**Exercise directions**: Wherever "coverage" appears in a line, list that line.

[Data entries]
*-*-*

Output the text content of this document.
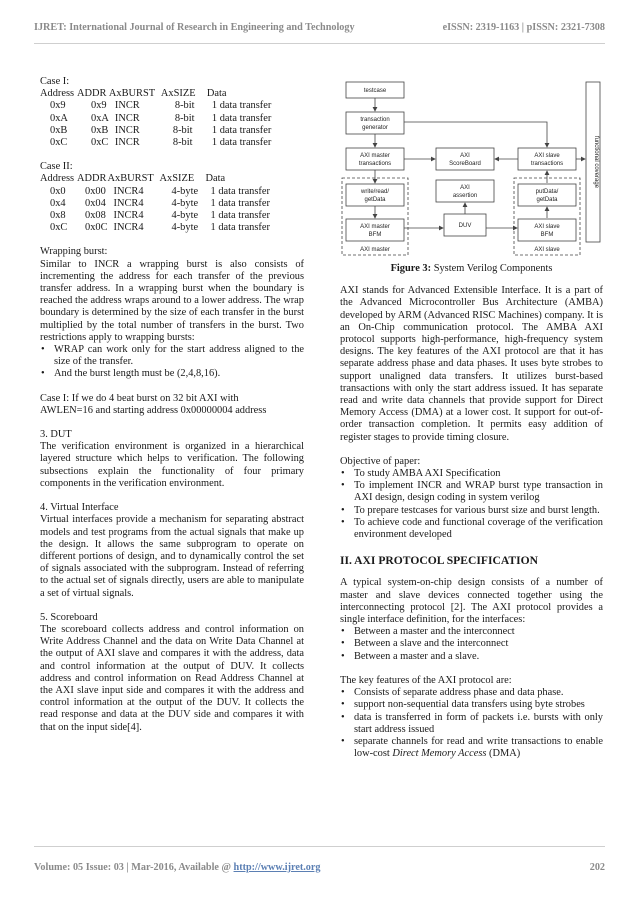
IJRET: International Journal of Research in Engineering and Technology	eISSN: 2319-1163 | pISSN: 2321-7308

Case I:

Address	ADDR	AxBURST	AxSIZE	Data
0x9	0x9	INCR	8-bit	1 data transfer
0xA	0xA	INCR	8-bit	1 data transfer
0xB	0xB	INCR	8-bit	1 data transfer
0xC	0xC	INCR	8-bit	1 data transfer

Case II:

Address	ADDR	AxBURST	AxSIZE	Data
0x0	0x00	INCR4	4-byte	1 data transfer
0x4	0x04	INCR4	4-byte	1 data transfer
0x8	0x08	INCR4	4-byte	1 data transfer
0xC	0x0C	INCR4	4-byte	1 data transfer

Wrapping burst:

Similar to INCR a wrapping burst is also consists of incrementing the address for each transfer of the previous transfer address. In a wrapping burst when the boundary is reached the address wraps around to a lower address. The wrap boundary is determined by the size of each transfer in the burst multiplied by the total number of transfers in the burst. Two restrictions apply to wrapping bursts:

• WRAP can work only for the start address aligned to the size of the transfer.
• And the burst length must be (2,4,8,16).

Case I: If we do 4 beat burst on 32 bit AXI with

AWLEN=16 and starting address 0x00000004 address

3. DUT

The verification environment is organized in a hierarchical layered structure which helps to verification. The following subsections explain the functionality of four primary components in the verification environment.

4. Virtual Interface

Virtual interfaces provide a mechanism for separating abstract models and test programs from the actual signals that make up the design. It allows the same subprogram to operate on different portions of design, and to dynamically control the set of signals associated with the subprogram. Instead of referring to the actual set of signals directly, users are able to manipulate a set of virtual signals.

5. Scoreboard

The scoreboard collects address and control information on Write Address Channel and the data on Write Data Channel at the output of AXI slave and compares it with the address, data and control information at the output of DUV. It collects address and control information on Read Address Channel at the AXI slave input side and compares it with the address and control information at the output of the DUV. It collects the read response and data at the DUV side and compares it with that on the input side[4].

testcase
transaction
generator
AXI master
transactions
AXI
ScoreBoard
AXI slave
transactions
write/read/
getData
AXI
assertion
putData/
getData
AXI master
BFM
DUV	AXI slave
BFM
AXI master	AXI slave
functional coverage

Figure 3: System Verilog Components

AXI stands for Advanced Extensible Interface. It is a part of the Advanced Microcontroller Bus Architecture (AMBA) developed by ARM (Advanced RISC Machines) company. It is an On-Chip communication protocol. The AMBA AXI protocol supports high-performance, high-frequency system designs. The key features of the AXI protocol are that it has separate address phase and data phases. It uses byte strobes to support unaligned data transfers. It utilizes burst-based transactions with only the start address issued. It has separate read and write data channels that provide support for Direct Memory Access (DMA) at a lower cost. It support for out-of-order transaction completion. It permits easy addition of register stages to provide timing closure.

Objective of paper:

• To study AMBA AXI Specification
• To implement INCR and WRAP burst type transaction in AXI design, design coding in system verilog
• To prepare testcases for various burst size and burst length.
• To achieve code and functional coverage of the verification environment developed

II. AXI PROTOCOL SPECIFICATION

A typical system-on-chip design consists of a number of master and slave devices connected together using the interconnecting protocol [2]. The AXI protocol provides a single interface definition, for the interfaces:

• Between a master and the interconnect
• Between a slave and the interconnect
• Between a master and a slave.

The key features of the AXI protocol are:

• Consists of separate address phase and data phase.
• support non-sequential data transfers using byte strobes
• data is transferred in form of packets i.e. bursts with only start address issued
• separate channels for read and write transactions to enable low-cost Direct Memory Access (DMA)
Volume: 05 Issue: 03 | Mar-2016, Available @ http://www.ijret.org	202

*-*-*

**Correct output**:
functional coverage
• To achieve code and functional coverage of the verification environment developed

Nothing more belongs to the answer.